Este guiño a la divulgación científica que caracterizó a la inicial ciencia ficción, conocida como “dura”, mezclada con muertes y bajos fondos de los cuarenta, encumbran de nuevo a Bradbury, más si se le añade una intención poética, a veces a rajatabla y a veces sutil. En “¡Me quema!” estamos en un relato contado por el muerto, ante la esposa que coquetea con un reportero, los detectives y policías y el forense que revisa el cadáver. Pero su narración es distinta: “Estoy muerto./ Descanso aquí, dormido, y estas personas son los fragmentos de mis sueños sin sangre.” La hermosa viuda es descrita continuamente como un leopardo que se lame las patas, satisfecha de su cacería. Al final, cuando sabe que sólo será la noticia del día siguiente y, tal vez, el perpetuo miedo infantil inconsciente de la pequeña vecina que lo ha visto tendido, sabe que será cremado, pero espera que, ese día, a su esposa y demás involucrados en levantar su cadáver, una mota se les meta en los ojos. “Una mota de ceniza gris”, como si su alma tuviera un último refugio en esas motas de su cuerpo quemado que vuelan para anidarse en los ojos que lo han visto y, tal vez, le sirvan para mirar el mundo de nuevo.

Bradbury, no obstante, no deja el humor. Su detective expolicía Douser no necesita de golpes o armas para acabar con los delincuentes: logra desesperarlos y a unos los enloquece, literalmente, y a otros los lleva a tal grado de confusión que terminan por matarse entre sí. Una novedad del género.

▶ _Listado_
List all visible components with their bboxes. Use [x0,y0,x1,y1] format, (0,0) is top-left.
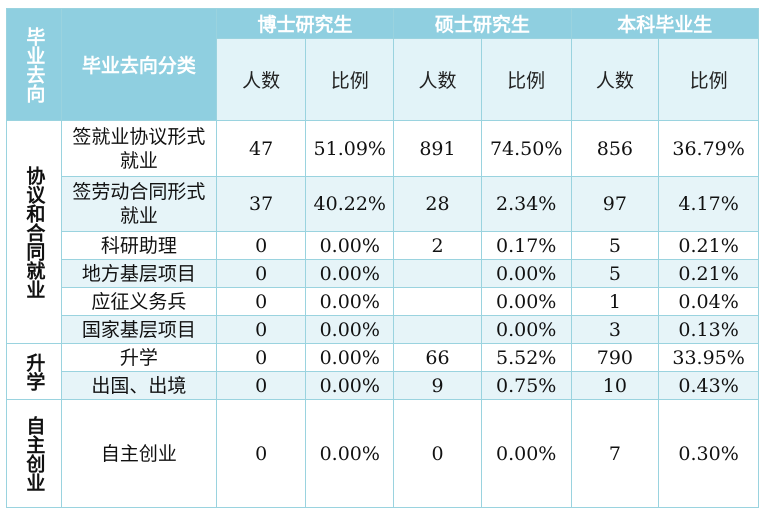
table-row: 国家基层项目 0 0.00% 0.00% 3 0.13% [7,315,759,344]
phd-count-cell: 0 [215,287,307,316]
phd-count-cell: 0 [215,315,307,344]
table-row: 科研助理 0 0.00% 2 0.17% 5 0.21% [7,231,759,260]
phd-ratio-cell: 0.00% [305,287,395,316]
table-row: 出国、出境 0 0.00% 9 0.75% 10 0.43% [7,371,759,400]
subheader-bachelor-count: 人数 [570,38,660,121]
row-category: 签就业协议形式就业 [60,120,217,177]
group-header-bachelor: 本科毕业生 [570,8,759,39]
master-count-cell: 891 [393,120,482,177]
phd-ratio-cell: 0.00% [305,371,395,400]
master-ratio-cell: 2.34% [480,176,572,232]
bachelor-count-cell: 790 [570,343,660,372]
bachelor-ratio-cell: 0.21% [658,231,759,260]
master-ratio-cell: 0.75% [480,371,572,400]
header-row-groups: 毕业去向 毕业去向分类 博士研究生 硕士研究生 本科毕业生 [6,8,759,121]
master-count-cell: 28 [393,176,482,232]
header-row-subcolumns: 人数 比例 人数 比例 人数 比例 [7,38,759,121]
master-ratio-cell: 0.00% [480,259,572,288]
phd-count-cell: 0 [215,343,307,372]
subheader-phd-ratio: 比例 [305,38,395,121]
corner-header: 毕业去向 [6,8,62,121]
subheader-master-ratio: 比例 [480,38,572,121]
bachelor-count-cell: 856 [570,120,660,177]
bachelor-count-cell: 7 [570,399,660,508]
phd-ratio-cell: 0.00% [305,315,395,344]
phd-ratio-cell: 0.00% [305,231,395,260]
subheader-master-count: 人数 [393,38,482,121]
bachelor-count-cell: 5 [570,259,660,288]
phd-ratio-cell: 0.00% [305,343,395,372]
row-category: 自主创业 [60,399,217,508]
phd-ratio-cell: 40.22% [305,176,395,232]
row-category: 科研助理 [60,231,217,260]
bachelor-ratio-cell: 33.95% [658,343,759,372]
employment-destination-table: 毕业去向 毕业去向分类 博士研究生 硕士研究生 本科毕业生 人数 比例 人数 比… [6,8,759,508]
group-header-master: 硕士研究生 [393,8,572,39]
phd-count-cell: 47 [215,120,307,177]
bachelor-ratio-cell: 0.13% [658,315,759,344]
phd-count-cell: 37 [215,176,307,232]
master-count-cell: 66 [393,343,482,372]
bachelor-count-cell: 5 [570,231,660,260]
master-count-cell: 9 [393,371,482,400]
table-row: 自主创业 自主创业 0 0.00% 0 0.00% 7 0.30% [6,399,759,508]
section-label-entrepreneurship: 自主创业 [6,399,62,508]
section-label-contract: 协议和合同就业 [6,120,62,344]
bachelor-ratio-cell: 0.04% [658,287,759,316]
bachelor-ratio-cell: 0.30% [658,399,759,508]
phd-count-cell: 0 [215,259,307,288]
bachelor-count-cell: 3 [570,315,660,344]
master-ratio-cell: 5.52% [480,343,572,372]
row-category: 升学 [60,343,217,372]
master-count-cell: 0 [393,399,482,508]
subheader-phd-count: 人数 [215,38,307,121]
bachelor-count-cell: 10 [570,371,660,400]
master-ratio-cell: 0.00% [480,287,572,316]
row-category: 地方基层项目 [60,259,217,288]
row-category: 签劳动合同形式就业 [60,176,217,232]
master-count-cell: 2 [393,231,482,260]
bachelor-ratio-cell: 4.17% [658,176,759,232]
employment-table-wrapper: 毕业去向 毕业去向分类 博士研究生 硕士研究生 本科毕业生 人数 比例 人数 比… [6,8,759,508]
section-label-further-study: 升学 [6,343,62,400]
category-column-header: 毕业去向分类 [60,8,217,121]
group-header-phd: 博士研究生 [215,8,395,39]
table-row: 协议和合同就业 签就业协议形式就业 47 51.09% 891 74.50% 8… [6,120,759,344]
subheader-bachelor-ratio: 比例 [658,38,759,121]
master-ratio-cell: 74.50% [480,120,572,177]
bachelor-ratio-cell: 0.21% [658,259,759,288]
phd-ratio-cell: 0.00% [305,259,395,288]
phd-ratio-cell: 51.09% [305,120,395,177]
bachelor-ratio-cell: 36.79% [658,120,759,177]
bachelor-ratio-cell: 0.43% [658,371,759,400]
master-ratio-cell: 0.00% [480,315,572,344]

▶ _Tareas del ejercicio_
1. Responde estas preguntas sobre el texto acerca de Bradbury.
(a) ¿Quién narra el relato "¡Me quema!"?
(b) ¿Con qué animal se describe continuamente a la viuda?
(c) ¿Qué había sido antes el detective Douser?
2. Prolonga el texto sobre Bradbury a partir de su última oración.
Los ítems no hacen falta para resolver nada de esto.

▶ _Respuestas por tarea_
1.
(a) El muerto.
(b) Con un leopardo que se lame las patas.
(c) Policía.

2.
La veta oscura anidaba desde joven en Bradbury, según demuestran “Media hora de infierno” y “Circo de cadáveres”, entre otros. En el primero matan a un ciego, pero luego nos enteramos de que previamente esa víctima  había sido el victimario de su asesino, al sacarle los ojos, y todo por la novia en disputa, que termina casándose con un tercero, sólo por el detalle de que éste no es ciego. En “Circo” logra una historia paralela a los “Freaks” de Browning en lo que parece un clásico planteamiento de cuarto cerrado: matan a uno de los siameses, el cual es separado del moribundo y luego se dedica a buscar al culpable. La monstruosidad termina por ser interna, no física.

Además del inevitable crimen, cada cuento tiene un componente de mayor peso, generalmente relacionado con la fantasía oscura o con agentes perturbadores de la psique básica. Bradbury pone en su lugar a autores más reconocidos en el género policíaco: un autor completo, capaz de brillar en distintas áreas literarias sin perder la calidad. Bradbury, el imperecedero.